** START **

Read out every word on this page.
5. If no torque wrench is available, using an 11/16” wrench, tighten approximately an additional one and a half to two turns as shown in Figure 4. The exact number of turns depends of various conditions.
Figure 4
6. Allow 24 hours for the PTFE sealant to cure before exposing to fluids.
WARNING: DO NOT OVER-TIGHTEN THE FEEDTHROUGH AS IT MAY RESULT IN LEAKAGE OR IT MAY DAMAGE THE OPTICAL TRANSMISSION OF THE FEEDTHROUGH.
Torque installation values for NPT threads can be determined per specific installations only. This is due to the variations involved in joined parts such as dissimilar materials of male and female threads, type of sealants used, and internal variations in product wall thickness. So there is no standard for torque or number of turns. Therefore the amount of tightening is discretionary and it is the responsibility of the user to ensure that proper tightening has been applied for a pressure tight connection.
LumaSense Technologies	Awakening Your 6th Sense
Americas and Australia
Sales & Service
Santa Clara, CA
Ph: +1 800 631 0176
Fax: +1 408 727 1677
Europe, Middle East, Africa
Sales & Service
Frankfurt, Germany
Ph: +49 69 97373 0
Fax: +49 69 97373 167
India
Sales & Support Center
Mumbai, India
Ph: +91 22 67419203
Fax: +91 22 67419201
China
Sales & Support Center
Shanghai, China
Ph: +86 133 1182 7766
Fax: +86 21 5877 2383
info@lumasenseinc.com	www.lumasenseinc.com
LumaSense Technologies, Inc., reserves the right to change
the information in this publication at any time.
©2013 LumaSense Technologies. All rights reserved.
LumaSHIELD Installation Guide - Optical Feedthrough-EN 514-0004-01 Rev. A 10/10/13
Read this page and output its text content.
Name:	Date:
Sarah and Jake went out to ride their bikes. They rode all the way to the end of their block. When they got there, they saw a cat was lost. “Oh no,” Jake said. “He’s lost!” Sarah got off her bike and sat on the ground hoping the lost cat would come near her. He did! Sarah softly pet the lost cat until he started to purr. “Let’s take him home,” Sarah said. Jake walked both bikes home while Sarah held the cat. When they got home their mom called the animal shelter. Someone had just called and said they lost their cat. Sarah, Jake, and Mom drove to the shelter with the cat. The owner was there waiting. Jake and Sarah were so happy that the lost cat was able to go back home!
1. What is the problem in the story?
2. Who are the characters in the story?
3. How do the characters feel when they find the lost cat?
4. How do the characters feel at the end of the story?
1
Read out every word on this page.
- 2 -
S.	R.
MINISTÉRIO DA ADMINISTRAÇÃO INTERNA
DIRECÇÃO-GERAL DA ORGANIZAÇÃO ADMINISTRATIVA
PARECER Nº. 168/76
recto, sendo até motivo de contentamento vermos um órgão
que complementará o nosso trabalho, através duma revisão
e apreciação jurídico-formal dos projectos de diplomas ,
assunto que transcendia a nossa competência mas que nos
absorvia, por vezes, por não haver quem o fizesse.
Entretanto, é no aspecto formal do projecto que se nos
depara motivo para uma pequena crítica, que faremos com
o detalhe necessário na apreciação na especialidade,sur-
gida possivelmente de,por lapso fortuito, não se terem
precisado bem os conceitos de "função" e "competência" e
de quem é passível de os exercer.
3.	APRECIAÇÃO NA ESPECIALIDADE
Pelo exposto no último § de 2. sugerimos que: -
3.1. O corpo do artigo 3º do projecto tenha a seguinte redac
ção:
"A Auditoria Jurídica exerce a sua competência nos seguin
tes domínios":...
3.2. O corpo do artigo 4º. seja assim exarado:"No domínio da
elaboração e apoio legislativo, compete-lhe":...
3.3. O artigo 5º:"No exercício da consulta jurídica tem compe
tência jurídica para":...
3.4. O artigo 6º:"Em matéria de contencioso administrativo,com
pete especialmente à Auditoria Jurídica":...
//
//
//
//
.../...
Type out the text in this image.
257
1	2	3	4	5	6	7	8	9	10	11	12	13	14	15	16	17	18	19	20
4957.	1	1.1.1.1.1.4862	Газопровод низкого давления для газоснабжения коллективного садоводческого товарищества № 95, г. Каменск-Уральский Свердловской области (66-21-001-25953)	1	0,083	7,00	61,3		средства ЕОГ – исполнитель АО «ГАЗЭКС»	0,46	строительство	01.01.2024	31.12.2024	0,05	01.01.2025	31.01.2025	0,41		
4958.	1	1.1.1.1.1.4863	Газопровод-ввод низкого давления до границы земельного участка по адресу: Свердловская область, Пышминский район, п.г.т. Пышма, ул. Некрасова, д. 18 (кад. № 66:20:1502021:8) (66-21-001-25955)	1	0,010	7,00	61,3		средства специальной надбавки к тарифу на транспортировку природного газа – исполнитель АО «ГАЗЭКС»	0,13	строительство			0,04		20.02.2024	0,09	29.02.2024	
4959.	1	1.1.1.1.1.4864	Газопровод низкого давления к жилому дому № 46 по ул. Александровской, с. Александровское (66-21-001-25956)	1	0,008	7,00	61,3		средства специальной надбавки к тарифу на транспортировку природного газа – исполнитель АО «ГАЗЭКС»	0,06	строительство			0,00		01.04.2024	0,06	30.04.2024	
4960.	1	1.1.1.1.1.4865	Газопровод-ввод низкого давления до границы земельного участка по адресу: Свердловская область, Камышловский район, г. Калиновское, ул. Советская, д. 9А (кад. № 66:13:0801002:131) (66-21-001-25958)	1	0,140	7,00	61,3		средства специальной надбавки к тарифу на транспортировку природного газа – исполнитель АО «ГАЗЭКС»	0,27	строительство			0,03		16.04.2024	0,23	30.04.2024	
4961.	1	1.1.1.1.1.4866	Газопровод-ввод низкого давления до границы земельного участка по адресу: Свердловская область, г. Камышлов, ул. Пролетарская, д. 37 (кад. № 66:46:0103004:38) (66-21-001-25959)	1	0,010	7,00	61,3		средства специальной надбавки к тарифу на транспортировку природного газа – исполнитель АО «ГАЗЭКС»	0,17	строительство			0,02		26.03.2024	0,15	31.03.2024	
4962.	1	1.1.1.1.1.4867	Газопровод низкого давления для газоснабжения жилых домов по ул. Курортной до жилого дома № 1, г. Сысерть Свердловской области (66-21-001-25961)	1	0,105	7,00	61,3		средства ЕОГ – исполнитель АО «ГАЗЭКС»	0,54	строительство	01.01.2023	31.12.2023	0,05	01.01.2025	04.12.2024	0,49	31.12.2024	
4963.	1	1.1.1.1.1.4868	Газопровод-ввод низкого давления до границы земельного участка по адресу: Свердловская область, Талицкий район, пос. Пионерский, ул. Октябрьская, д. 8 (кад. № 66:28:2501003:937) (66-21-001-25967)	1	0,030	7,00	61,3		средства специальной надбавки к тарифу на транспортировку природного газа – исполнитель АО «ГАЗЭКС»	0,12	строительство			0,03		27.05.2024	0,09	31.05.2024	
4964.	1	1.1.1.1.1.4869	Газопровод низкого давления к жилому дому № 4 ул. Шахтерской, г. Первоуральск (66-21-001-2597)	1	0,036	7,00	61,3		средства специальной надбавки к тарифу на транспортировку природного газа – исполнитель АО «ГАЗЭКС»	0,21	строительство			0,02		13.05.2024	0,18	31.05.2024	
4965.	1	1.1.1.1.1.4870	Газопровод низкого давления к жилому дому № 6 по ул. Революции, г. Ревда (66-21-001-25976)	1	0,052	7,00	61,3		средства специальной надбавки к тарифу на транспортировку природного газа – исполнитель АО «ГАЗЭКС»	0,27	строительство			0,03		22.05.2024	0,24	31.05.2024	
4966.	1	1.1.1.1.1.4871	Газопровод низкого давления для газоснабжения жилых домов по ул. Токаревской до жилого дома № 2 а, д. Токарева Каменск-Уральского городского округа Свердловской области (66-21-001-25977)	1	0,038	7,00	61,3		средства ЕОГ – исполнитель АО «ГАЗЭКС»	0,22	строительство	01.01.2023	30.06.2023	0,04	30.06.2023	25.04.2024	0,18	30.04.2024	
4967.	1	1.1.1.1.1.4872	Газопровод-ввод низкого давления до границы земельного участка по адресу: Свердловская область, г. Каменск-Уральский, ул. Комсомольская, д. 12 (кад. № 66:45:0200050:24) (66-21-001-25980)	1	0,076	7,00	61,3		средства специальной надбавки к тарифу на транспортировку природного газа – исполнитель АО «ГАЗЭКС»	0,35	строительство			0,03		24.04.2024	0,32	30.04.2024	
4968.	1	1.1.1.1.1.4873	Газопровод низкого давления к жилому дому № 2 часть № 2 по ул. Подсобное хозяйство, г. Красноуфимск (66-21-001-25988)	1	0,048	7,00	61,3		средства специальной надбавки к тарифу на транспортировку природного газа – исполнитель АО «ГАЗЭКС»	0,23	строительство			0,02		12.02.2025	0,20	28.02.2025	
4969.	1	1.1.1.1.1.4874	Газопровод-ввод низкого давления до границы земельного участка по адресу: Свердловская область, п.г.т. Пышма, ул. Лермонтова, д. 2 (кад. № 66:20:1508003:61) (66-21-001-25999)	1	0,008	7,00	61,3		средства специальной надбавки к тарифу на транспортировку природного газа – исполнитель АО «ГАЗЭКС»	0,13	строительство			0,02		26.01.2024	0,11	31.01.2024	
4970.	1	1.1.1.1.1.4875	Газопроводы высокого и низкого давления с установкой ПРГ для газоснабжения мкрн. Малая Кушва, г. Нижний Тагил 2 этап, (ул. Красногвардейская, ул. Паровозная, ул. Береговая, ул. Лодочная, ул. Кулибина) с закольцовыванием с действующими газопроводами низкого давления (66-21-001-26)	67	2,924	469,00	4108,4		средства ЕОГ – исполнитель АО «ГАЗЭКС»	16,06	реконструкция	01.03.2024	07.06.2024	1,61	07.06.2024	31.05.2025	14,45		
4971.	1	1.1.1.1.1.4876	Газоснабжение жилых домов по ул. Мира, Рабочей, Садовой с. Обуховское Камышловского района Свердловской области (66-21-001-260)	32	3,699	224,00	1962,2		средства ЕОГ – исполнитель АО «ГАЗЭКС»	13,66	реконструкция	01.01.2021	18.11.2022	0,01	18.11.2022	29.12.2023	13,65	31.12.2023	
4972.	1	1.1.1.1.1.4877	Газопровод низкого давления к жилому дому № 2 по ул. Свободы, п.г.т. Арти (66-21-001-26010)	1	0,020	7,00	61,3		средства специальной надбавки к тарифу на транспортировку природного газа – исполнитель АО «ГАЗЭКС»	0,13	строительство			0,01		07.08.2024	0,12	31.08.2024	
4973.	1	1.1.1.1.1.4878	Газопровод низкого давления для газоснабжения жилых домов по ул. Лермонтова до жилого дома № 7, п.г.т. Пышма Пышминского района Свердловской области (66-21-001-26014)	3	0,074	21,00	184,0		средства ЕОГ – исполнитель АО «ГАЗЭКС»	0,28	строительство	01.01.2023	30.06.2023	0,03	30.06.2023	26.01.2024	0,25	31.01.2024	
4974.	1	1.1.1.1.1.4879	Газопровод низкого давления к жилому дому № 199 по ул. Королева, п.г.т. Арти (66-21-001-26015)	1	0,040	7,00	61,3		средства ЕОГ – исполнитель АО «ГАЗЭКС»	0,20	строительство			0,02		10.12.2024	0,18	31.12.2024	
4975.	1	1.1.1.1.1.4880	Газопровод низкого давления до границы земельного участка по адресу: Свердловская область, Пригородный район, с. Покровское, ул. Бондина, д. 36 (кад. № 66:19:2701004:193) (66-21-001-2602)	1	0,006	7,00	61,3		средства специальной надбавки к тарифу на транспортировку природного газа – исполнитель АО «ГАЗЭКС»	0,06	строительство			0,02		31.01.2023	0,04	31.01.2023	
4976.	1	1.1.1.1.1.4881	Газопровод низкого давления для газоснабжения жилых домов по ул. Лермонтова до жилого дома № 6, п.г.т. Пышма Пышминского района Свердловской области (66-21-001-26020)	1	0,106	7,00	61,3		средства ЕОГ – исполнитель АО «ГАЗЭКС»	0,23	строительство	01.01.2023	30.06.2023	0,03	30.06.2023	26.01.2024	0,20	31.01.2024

** END **

_EXERCISE DIRECTIONS_
Return each line in the records that holds the string "Пышминского".

_ANSWER TO THE PROBLEM_
4973.	1	1.1.1.1.1.4878	Газопровод низкого давления для газоснабжения жилых домов по ул. Лермонтова до жилого дома № 7, п.г.т. Пышма Пышминского района Свердловской области (66-21-001-26014)	3	0,074	21,00	184,0		средства ЕОГ – исполнитель АО «ГАЗЭКС»	0,28	строительство	01.01.2023	30.06.2023	0,03	30.06.2023	26.01.2024	0,25	31.01.2024	
4976.	1	1.1.1.1.1.4881	Газопровод низкого давления для газоснабжения жилых домов по ул. Лермонтова до жилого дома № 6, п.г.т. Пышма Пышминского района Свердловской области (66-21-001-26020)	1	0,106	7,00	61,3		средства ЕОГ – исполнитель АО «ГАЗЭКС»	0,23	строительство	01.01.2023	30.06.2023	0,03	30.06.2023	26.01.2024	0,20	31.01.2024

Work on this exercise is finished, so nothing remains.